- Record set -
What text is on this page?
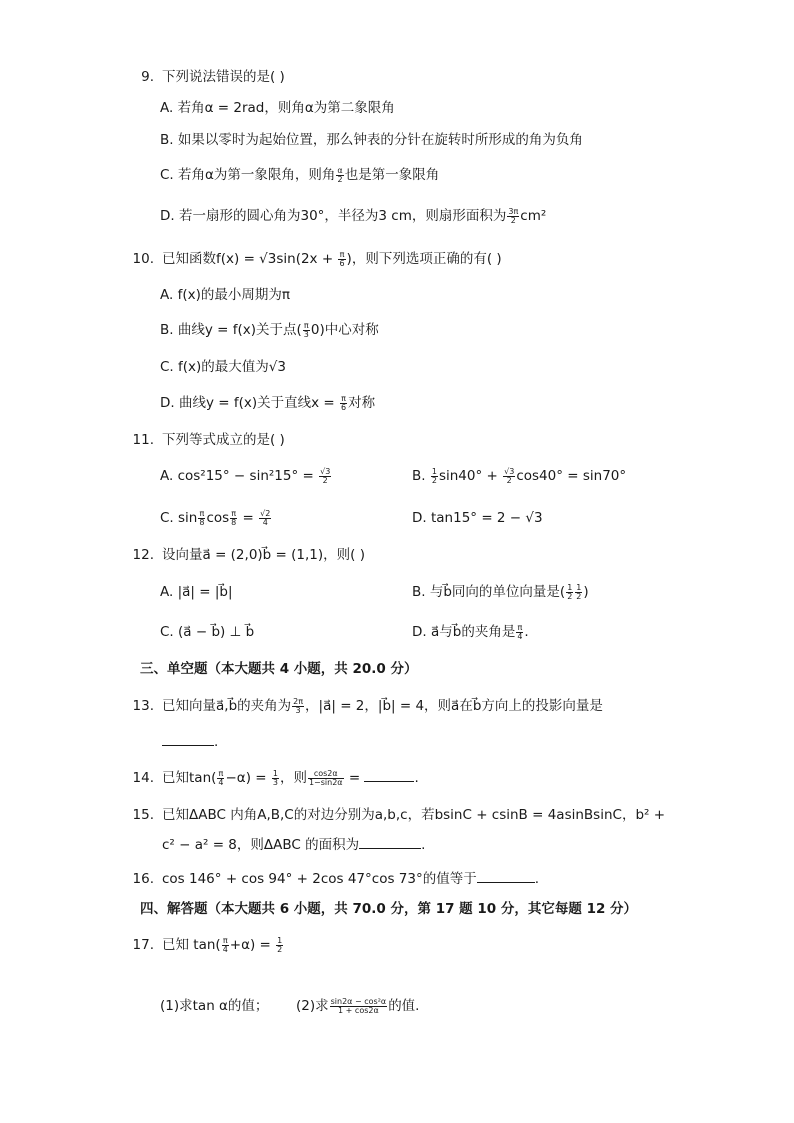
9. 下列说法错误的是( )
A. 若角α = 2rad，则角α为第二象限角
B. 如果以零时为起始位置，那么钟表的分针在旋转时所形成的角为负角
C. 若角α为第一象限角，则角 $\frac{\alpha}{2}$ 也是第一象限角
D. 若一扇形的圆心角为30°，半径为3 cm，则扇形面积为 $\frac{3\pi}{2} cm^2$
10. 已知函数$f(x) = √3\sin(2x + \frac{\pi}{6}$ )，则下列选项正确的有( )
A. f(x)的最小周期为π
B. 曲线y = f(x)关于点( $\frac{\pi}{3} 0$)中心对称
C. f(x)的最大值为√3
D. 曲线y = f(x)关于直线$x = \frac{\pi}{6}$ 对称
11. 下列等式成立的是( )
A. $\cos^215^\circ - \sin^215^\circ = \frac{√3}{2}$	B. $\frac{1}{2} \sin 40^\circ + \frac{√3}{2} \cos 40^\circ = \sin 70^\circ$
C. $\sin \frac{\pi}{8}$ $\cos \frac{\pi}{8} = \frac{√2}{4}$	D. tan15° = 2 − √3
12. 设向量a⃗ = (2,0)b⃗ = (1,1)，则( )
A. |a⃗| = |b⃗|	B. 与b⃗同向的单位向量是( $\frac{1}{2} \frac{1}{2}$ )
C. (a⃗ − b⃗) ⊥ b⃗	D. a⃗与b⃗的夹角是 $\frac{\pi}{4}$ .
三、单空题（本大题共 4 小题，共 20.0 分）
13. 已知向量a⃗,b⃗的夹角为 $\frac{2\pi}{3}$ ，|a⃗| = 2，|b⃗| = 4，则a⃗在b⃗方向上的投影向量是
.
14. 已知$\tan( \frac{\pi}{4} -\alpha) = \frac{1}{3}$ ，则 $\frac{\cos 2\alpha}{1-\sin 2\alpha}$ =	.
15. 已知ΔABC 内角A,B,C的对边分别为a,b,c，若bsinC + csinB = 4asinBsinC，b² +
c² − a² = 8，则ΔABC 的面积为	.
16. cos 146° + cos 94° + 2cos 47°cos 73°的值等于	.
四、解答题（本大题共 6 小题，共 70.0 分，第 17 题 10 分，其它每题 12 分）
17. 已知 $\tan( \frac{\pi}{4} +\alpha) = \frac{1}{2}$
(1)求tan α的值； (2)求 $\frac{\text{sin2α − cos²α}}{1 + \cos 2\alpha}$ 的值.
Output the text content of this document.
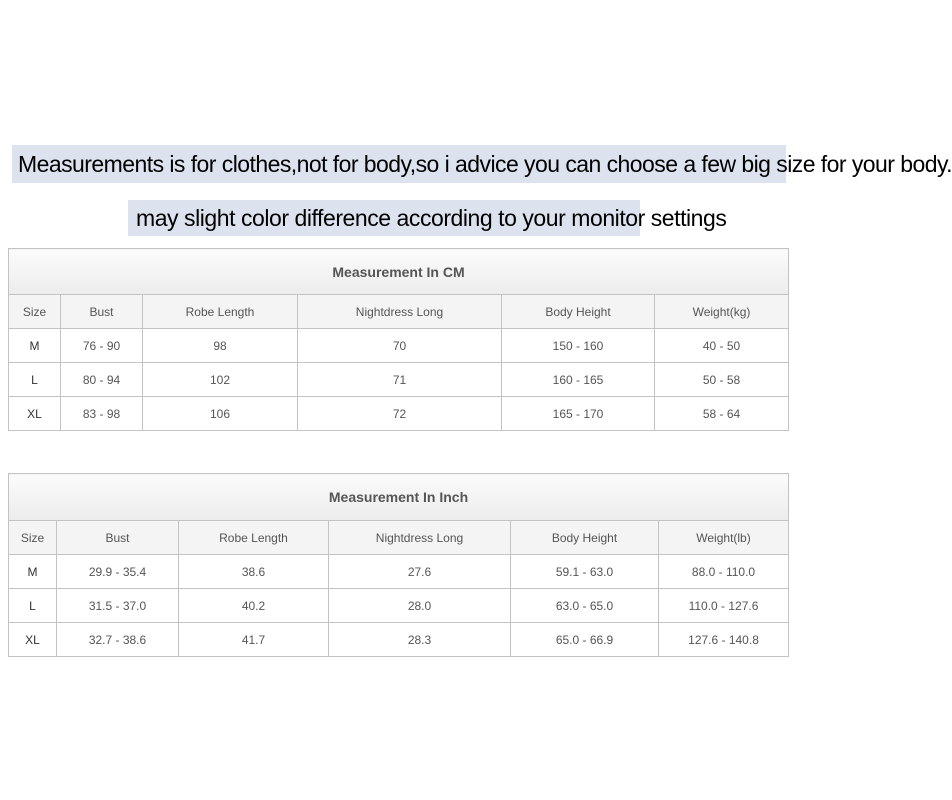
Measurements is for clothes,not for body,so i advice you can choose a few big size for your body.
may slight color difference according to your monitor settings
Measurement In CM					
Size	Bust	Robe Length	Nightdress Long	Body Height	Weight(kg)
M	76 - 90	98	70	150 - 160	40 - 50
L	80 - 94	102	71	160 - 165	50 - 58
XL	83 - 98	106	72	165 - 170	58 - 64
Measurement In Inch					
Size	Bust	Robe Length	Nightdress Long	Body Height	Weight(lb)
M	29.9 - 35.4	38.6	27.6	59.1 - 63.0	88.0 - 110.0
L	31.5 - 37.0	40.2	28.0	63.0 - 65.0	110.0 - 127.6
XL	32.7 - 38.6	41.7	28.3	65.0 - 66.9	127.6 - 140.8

- Requirements -
Above are records to transcribe exactly; leave their pictures out.

- The output -
What text is on this page?
9. 下列说法错误的是( )
A. 若角α = 2rad，则角α为第二象限角
B. 如果以零时为起始位置，那么钟表的分针在旋转时所形成的角为负角
C. 若角α为第一象限角，则角 $\frac{\alpha}{2}$ 也是第一象限角
D. 若一扇形的圆心角为30°，半径为3 cm，则扇形面积为 $\frac{3\pi}{2} cm^2$
10. 已知函数$f(x) = √3\sin(2x + \frac{\pi}{6}$ )，则下列选项正确的有( )
A. f(x)的最小周期为π
B. 曲线y = f(x)关于点( $\frac{\pi}{3} 0$)中心对称
C. f(x)的最大值为√3
D. 曲线y = f(x)关于直线$x = \frac{\pi}{6}$ 对称
11. 下列等式成立的是( )
A. $\cos^215^\circ - \sin^215^\circ = \frac{√3}{2}$	B. $\frac{1}{2} \sin 40^\circ + \frac{√3}{2} \cos 40^\circ = \sin 70^\circ$
C. $\sin \frac{\pi}{8}$ $\cos \frac{\pi}{8} = \frac{√2}{4}$	D. tan15° = 2 − √3
12. 设向量a⃗ = (2,0)b⃗ = (1,1)，则( )
A. |a⃗| = |b⃗|	B. 与b⃗同向的单位向量是( $\frac{1}{2} \frac{1}{2}$ )
C. (a⃗ − b⃗) ⊥ b⃗	D. a⃗与b⃗的夹角是 $\frac{\pi}{4}$ .
三、单空题（本大题共 4 小题，共 20.0 分）
13. 已知向量a⃗,b⃗的夹角为 $\frac{2\pi}{3}$ ，|a⃗| = 2，|b⃗| = 4，则a⃗在b⃗方向上的投影向量是
.
14. 已知$\tan( \frac{\pi}{4} -\alpha) = \frac{1}{3}$ ，则 $\frac{\cos 2\alpha}{1-\sin 2\alpha}$ =	.
15. 已知ΔABC 内角A,B,C的对边分别为a,b,c，若bsinC + csinB = 4asinBsinC，b² +
c² − a² = 8，则ΔABC 的面积为	.
16. cos 146° + cos 94° + 2cos 47°cos 73°的值等于	.
四、解答题（本大题共 6 小题，共 70.0 分，第 17 题 10 分，其它每题 12 分）
17. 已知 $\tan( \frac{\pi}{4} +\alpha) = \frac{1}{2}$
(1)求tan α的值； (2)求 $\frac{\text{sin2α − cos²α}}{1 + \cos 2\alpha}$ 的值.
Output the text content of this document.
Measurements is for clothes,not for body,so i advice you can choose a few big size for your body.
may slight color difference according to your monitor settings
Measurement In CM					
Size	Bust	Robe Length	Nightdress Long	Body Height	Weight(kg)
M	76 - 90	98	70	150 - 160	40 - 50
L	80 - 94	102	71	160 - 165	50 - 58
XL	83 - 98	106	72	165 - 170	58 - 64
Measurement In Inch					
Size	Bust	Robe Length	Nightdress Long	Body Height	Weight(lb)
M	29.9 - 35.4	38.6	27.6	59.1 - 63.0	88.0 - 110.0
L	31.5 - 37.0	40.2	28.0	63.0 - 65.0	110.0 - 127.6
XL	32.7 - 38.6	41.7	28.3	65.0 - 66.9	127.6 - 140.8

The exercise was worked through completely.